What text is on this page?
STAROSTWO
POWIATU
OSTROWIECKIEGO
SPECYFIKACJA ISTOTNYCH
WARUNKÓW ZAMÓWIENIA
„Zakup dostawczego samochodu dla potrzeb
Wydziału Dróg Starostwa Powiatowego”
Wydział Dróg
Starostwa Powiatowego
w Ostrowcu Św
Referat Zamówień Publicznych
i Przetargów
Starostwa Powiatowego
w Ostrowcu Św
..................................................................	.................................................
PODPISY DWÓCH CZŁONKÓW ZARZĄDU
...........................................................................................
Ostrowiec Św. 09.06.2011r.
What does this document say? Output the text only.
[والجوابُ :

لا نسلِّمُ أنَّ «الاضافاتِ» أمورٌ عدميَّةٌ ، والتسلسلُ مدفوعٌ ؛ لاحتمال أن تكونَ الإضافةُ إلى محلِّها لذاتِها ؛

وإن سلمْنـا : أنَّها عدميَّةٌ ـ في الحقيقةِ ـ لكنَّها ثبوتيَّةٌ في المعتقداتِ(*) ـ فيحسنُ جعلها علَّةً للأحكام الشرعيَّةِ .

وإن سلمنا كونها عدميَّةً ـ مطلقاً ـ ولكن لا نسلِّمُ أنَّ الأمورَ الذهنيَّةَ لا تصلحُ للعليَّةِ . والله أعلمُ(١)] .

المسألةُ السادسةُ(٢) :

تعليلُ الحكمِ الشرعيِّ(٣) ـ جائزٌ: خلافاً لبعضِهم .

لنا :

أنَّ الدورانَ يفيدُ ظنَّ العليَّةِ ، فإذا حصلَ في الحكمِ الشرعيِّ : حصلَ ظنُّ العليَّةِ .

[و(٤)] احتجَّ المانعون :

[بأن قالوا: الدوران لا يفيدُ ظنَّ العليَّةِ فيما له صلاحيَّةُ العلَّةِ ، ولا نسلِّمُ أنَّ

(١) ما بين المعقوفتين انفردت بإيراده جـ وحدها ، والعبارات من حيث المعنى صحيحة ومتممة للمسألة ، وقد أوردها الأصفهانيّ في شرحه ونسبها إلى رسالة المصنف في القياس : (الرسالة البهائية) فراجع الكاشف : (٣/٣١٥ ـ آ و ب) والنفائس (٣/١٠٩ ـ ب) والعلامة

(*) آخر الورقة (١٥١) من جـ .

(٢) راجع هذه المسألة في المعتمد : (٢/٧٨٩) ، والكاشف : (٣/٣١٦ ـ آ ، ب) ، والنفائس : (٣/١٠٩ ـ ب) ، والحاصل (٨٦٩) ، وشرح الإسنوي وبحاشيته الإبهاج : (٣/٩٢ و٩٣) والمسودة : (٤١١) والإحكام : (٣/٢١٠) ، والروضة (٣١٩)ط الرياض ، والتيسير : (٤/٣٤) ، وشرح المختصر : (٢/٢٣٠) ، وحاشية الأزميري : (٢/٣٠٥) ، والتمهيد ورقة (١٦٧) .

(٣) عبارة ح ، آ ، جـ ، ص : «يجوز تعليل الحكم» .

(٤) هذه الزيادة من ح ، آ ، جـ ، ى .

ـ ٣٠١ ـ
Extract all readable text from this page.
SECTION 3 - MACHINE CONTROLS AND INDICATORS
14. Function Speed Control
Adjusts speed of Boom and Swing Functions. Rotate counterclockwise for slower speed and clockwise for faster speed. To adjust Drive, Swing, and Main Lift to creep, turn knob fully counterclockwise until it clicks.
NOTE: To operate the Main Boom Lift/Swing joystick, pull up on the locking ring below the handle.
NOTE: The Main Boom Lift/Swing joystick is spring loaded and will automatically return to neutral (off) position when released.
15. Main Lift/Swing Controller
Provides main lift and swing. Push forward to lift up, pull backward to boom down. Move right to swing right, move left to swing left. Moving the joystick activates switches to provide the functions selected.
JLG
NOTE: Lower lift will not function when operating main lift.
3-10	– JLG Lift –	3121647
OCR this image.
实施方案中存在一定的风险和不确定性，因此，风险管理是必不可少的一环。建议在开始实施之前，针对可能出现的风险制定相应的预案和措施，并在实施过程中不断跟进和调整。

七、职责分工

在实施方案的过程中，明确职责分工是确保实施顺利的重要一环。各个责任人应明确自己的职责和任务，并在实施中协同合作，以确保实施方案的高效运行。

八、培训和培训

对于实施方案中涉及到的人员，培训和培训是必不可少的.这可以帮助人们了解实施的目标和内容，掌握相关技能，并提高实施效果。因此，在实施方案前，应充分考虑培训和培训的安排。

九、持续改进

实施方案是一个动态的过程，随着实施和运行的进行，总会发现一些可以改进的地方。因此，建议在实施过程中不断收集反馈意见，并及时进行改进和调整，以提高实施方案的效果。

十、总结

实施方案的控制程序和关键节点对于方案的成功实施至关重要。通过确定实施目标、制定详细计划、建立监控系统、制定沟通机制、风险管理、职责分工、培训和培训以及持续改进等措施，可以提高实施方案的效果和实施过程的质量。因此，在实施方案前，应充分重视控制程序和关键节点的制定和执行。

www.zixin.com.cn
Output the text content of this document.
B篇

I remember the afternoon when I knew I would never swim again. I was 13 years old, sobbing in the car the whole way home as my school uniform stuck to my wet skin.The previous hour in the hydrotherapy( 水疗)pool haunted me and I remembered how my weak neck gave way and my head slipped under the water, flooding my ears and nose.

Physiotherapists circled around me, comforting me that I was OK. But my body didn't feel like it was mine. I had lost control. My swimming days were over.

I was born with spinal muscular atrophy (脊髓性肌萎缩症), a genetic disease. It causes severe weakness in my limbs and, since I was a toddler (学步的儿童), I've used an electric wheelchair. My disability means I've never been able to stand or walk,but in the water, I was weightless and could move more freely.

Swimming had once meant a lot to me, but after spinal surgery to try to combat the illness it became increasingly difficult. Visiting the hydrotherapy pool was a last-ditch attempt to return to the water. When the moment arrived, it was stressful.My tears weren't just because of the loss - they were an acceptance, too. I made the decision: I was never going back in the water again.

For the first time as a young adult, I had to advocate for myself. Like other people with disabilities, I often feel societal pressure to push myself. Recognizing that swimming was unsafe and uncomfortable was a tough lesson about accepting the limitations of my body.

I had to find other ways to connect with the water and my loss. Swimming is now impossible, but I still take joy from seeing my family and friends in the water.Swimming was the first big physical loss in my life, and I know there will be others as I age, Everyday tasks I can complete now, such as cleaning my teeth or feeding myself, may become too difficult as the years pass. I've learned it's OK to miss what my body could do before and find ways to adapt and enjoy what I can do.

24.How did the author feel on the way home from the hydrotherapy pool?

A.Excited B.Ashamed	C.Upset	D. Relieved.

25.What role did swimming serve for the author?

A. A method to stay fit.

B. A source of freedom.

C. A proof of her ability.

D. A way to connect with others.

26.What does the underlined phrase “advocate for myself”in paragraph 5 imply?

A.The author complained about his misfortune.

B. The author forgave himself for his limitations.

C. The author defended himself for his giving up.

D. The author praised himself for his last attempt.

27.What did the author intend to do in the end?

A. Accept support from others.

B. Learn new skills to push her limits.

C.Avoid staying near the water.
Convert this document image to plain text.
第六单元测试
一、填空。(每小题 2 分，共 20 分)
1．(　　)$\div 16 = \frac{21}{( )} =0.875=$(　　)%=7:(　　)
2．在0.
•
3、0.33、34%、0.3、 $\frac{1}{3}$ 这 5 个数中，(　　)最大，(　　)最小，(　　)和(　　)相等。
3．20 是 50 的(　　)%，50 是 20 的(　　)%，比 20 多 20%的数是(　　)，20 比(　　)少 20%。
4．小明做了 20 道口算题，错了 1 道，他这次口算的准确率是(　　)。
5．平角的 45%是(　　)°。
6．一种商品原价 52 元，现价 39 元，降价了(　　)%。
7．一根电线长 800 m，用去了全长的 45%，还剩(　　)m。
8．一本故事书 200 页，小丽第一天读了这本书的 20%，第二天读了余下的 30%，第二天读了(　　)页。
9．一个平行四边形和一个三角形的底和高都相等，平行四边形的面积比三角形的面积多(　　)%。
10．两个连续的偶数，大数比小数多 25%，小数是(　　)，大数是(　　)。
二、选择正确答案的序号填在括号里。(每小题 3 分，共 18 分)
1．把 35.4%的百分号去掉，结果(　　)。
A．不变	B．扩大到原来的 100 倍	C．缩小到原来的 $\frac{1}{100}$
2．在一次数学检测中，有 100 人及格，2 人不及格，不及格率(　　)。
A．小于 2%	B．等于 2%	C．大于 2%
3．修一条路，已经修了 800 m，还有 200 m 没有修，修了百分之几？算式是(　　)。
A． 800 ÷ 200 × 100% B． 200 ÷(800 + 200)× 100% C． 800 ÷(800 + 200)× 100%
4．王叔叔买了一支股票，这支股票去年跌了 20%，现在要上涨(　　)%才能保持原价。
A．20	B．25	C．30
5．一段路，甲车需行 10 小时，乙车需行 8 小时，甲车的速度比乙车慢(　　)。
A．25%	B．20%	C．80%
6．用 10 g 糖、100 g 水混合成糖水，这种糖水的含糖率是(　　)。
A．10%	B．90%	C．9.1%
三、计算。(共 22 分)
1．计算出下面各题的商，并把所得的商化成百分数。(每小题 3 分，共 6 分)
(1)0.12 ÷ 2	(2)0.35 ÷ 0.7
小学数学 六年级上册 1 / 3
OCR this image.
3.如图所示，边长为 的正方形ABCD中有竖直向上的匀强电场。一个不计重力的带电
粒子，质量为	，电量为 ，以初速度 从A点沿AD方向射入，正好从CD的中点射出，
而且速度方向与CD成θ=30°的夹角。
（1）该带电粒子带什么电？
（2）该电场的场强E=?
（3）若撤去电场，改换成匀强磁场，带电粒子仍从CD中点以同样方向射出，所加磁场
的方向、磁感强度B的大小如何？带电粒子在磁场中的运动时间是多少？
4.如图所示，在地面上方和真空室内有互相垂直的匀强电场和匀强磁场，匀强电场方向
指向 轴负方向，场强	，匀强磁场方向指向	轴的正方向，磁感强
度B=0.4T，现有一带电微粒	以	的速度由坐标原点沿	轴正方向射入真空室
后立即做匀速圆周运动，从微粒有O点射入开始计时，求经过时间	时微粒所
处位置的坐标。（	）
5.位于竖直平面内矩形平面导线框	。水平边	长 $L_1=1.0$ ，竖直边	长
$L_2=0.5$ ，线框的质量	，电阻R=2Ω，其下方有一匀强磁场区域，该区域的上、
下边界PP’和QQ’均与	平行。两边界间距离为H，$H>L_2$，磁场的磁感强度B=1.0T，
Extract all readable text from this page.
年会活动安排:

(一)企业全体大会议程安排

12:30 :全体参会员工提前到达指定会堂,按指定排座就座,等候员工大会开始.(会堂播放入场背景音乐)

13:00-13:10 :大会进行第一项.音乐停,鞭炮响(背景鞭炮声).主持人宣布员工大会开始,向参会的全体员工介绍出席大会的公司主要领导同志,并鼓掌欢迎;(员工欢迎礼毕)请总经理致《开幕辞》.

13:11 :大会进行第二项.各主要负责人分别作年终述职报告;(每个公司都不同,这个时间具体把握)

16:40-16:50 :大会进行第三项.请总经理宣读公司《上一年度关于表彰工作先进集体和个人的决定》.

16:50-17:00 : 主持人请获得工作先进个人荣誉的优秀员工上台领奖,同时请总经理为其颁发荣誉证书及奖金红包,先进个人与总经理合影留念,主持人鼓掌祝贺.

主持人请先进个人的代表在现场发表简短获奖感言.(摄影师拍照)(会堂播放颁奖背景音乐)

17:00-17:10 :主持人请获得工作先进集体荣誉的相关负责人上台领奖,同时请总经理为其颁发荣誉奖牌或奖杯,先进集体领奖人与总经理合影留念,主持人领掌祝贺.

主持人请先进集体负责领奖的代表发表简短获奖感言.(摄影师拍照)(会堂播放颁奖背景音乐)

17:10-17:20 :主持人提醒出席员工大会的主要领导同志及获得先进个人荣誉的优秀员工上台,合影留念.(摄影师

**Your task:** Copy down every line of the entries containing the word "body".

**Answer:**
Physiotherapists circled around me, comforting me that I was OK. But my body didn't feel like it was mine. I had lost control. My swimming days were over.
For the first time as a young adult, I had to advocate for myself. Like other people with disabilities, I often feel societal pressure to push myself. Recognizing that swimming was unsafe and uncomfortable was a tough lesson about accepting the limitations of my body.
I had to find other ways to connect with the water and my loss. Swimming is now impossible, but I still take joy from seeing my family and friends in the water.Swimming was the first big physical loss in my life, and I know there will be others as I age, Everyday tasks I can complete now, such as cleaning my teeth or feeding myself, may become too difficult as the years pass. I've learned it's OK to miss what my body could do before and find ways to adapt and enjoy what I can do.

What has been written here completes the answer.